# [SET TASK]
Look below and pull out each line with the word "成都分区赛".

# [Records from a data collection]
┄┄┄┄┄┄┄┄┄┄

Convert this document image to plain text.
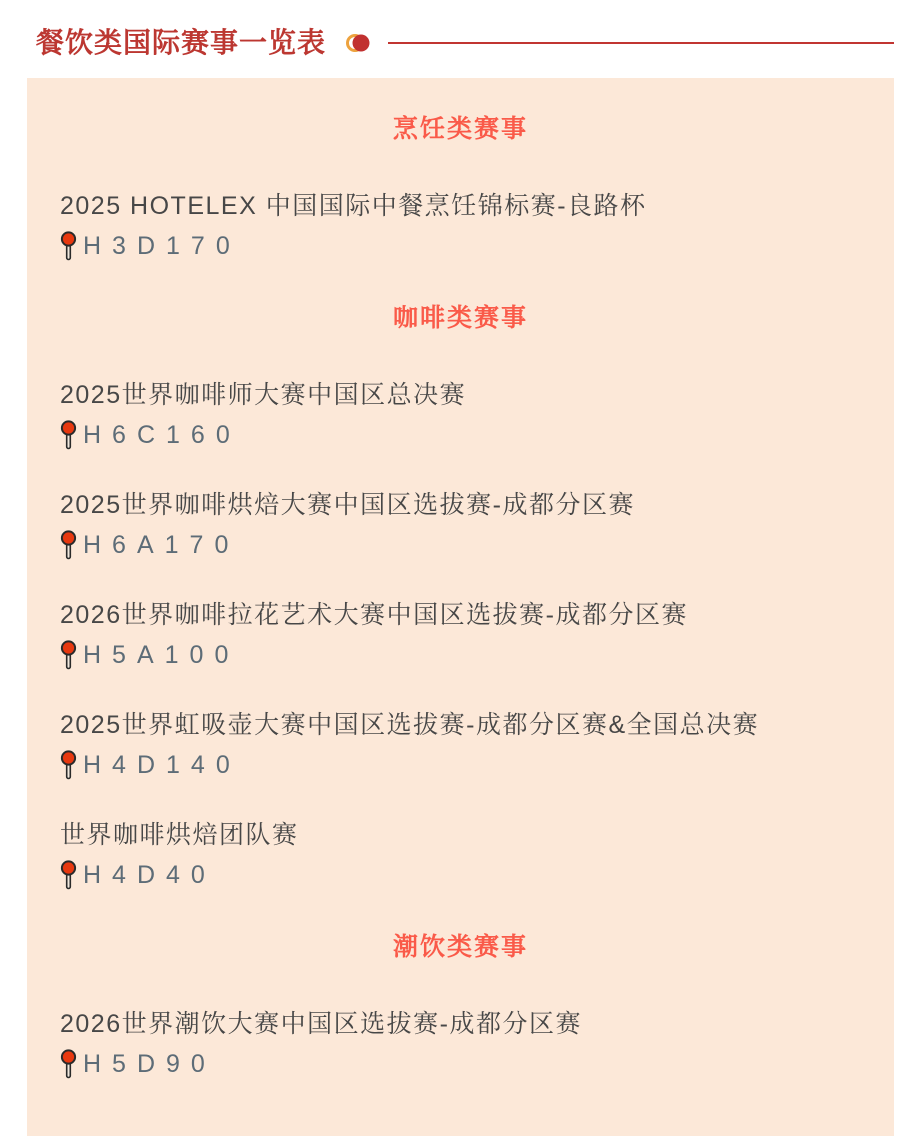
餐饮类国际赛事一览表
烹饪类赛事
2025 HOTELEX 中国国际中餐烹饪锦标赛-良路杯
H3D170
咖啡类赛事
2025世界咖啡师大赛中国区总决赛
H6C160
2025世界咖啡烘焙大赛中国区选拔赛-成都分区赛
H6A170
2026世界咖啡拉花艺术大赛中国区选拔赛-成都分区赛
H5A100
2025世界虹吸壶大赛中国区选拔赛-成都分区赛&全国总决赛
H4D140
世界咖啡烘焙团队赛
H4D40
潮饮类赛事
2026世界潮饮大赛中国区选拔赛-成都分区赛
H5D90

┄┄┄┄┄┄┄┄┄┄

# [RESULT OF THE TASK]
2025世界咖啡烘焙大赛中国区选拔赛-成都分区赛
2026世界咖啡拉花艺术大赛中国区选拔赛-成都分区赛
2025世界虹吸壶大赛中国区选拔赛-成都分区赛&全国总决赛
2026世界潮饮大赛中国区选拔赛-成都分区赛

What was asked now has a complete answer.